# Instructions for the task
From the listing below, pull each line that includes "volume".

/---

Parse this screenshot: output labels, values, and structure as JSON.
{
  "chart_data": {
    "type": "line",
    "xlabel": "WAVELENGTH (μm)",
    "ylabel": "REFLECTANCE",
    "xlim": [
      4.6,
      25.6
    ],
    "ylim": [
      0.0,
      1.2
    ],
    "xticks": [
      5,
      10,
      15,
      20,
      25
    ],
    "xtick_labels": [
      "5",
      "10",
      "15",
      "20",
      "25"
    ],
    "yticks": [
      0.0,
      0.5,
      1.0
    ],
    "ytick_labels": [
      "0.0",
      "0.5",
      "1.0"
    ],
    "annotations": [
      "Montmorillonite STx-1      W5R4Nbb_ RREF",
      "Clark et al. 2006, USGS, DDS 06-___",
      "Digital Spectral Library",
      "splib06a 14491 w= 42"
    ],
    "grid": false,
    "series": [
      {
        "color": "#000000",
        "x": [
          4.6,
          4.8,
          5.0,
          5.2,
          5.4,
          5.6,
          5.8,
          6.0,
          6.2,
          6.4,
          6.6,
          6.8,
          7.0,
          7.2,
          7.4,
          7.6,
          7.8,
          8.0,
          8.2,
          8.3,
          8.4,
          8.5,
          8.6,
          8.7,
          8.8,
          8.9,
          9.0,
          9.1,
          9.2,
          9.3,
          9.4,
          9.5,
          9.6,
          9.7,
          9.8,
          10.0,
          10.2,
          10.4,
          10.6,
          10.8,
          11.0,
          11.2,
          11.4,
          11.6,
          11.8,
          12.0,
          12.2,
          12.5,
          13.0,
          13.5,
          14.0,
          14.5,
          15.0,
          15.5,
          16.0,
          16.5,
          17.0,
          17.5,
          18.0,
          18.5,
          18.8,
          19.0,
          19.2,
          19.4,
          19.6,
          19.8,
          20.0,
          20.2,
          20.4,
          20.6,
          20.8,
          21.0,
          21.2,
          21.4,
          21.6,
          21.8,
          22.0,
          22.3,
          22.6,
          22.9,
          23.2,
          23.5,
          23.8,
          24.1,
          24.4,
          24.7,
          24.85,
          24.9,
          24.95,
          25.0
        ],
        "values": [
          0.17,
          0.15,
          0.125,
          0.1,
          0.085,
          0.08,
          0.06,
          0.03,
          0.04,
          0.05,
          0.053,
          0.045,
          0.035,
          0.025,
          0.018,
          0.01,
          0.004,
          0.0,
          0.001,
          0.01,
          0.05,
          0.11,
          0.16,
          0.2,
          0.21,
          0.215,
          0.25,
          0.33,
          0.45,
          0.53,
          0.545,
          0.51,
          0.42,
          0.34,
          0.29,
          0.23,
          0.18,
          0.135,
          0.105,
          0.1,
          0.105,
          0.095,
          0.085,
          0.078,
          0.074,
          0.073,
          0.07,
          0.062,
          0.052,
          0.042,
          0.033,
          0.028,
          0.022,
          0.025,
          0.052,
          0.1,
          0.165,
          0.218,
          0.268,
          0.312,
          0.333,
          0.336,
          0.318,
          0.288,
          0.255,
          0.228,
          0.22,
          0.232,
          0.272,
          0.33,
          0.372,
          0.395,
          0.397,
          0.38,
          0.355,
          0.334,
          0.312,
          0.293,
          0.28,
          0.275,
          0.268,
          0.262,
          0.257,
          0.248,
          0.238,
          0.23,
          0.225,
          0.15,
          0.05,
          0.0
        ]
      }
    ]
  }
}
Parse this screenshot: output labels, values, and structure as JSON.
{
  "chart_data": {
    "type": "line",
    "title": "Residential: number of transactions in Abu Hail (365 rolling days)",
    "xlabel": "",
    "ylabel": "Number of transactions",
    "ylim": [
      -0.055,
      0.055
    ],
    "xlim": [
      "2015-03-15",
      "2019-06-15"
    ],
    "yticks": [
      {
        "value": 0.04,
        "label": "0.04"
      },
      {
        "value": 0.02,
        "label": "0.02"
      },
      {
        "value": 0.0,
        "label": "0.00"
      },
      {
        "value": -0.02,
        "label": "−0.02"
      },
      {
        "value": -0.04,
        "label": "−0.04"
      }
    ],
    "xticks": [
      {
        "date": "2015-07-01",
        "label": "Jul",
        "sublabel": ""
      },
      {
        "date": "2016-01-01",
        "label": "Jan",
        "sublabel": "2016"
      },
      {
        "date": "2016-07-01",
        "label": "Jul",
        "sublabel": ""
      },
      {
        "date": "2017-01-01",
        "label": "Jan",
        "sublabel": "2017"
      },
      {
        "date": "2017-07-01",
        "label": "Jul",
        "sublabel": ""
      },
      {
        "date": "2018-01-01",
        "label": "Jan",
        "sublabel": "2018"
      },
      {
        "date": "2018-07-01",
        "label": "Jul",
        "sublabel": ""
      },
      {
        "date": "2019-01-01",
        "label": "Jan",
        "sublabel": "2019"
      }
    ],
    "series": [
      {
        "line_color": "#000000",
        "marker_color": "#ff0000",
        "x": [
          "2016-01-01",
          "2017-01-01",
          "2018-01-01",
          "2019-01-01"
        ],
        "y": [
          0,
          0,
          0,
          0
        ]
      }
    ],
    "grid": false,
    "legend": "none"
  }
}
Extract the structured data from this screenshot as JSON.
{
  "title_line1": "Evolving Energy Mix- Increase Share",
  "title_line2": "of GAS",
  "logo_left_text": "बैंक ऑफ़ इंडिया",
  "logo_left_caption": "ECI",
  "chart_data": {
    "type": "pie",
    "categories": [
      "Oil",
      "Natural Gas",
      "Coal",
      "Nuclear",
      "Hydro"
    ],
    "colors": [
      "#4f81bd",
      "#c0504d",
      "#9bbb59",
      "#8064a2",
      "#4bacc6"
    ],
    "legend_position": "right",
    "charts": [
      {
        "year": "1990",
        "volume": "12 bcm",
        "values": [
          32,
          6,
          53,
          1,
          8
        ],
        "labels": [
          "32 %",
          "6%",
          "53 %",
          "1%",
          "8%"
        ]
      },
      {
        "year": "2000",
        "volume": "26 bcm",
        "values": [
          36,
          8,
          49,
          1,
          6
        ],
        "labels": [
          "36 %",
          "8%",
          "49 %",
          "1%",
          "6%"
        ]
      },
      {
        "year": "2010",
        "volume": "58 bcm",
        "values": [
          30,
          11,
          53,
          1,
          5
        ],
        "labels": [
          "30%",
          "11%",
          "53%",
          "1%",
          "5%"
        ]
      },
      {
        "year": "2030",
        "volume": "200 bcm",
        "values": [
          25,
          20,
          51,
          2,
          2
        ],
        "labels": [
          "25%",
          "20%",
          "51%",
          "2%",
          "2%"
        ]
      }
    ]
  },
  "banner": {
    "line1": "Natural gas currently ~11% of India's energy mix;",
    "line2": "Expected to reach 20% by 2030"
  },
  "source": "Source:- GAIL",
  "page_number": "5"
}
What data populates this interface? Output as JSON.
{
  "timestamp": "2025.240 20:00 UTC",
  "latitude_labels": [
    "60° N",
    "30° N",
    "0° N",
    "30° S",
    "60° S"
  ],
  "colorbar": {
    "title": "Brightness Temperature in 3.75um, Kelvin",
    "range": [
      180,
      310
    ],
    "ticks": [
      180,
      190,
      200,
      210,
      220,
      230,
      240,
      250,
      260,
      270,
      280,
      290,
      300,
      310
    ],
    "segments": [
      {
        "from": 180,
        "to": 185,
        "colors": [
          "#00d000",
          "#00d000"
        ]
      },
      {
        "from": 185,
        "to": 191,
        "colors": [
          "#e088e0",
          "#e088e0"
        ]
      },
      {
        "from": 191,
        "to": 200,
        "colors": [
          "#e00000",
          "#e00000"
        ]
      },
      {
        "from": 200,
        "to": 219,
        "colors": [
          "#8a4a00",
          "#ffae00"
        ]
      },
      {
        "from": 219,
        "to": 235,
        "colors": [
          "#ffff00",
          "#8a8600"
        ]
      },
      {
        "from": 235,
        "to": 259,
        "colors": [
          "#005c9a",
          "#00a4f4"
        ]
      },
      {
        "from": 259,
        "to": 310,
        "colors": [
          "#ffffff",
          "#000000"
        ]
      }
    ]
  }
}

\---

# Full response
        "volume": "12 bcm",
        "volume": "26 bcm",
        "volume": "58 bcm",
        "volume": "200 bcm",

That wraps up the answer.